### What is being asked
Show all lines from the listing below that contain "colors".

### Provided data
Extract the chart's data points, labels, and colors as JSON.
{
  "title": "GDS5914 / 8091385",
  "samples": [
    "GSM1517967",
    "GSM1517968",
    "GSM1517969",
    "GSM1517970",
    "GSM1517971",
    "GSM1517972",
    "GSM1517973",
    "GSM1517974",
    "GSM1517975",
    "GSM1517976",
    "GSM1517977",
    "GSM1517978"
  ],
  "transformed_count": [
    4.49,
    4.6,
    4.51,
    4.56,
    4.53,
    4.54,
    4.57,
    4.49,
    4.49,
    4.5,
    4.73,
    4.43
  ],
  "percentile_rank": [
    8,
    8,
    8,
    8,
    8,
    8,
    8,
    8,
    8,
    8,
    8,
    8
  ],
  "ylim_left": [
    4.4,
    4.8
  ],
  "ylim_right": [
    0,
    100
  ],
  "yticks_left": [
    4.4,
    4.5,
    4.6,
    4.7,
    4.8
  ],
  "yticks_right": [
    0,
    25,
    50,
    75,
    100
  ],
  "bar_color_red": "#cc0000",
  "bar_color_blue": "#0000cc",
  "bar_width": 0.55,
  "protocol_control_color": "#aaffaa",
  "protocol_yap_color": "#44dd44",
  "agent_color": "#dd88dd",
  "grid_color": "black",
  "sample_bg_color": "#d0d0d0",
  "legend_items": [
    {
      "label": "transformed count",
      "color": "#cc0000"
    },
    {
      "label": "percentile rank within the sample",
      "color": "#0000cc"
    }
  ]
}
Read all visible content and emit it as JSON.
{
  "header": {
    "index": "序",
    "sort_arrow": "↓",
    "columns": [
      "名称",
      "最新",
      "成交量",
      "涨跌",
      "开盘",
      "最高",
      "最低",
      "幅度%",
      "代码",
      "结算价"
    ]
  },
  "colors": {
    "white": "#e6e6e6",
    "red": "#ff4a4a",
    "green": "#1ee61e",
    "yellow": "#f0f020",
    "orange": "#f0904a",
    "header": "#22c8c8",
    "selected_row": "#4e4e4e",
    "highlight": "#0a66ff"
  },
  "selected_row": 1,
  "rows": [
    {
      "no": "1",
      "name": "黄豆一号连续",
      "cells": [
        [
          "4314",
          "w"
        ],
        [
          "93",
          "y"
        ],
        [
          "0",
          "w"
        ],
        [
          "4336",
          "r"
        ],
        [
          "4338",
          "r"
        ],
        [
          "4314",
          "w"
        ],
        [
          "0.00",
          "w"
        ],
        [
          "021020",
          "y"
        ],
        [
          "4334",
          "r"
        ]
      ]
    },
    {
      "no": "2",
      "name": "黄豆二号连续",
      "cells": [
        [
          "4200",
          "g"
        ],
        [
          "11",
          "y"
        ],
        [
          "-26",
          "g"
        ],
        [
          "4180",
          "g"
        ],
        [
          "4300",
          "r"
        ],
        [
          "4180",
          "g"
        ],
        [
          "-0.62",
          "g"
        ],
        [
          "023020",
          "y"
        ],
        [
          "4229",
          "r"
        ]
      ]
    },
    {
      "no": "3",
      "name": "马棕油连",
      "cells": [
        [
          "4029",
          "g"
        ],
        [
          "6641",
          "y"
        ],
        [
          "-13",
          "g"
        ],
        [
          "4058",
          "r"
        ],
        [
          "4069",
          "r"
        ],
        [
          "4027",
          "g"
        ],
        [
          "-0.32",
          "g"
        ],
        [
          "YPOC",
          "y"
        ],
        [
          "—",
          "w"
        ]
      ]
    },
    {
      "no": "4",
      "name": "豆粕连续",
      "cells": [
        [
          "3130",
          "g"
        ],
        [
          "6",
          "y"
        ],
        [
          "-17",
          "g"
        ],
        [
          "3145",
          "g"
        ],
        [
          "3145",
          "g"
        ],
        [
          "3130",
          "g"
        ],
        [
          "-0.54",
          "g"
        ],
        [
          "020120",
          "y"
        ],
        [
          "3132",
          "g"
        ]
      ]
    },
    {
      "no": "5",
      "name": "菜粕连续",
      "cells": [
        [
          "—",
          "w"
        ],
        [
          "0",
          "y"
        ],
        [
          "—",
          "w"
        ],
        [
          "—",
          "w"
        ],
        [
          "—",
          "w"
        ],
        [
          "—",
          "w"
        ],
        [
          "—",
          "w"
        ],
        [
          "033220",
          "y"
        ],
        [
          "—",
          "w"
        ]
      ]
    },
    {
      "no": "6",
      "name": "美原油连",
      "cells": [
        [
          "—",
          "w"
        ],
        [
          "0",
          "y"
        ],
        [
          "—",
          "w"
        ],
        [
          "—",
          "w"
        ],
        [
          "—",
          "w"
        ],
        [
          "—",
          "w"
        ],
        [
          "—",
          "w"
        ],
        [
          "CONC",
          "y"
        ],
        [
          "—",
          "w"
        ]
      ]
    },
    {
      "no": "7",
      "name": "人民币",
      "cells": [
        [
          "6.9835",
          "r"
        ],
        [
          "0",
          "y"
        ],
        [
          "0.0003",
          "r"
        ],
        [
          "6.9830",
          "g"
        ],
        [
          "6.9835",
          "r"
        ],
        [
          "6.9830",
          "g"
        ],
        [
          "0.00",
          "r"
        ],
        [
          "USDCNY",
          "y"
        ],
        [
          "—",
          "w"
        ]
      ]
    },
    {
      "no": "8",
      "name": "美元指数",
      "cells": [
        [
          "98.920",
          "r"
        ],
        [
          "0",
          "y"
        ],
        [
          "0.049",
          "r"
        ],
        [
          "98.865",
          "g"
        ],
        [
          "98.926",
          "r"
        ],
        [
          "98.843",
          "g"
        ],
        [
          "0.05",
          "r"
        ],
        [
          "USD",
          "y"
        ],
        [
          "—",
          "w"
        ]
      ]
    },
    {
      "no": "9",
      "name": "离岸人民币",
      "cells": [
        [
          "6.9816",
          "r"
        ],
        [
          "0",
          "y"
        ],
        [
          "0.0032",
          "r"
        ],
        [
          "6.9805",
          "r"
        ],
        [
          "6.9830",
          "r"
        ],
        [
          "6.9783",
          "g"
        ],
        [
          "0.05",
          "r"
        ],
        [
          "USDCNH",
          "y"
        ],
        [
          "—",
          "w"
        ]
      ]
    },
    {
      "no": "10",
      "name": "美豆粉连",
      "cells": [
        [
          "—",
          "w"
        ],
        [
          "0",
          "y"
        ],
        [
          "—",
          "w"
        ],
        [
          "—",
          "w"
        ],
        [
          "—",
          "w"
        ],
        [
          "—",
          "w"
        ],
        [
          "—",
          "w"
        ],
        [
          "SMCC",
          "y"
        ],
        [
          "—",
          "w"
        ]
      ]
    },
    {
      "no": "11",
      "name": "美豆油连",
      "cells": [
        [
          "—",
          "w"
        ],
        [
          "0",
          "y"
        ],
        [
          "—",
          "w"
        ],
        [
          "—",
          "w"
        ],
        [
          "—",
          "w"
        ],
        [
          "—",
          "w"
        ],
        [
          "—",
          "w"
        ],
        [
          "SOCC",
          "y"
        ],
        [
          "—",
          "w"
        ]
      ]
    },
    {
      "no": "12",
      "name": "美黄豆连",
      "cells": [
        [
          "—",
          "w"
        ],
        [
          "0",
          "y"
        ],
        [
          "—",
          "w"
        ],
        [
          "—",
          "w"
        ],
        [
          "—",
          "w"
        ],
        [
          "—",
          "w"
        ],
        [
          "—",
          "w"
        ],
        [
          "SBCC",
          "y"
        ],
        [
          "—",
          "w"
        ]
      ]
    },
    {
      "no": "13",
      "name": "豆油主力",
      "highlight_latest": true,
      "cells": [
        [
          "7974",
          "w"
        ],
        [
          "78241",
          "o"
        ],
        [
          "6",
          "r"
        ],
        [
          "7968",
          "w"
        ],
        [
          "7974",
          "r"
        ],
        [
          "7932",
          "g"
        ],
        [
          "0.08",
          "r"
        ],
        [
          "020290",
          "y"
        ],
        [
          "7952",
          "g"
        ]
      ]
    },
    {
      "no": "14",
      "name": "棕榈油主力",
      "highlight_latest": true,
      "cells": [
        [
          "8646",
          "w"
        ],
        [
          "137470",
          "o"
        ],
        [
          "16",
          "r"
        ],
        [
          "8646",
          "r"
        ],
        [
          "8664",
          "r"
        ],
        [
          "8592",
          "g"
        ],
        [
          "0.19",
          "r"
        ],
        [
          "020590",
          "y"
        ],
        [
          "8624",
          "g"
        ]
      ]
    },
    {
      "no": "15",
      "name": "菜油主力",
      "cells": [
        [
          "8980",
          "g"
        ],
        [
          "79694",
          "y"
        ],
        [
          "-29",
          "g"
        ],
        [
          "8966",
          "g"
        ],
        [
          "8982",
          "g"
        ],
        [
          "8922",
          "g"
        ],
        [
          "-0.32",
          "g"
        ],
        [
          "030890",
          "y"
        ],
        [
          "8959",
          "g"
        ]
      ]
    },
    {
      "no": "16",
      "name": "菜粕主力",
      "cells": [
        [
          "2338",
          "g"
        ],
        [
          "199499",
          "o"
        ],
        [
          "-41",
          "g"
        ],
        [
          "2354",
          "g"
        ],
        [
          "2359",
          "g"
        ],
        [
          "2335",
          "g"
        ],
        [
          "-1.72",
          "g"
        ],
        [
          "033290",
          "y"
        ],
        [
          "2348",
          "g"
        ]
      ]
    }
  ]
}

### Solution
Extract the chart's data points, labels, and colors as JSON.
  "colors": {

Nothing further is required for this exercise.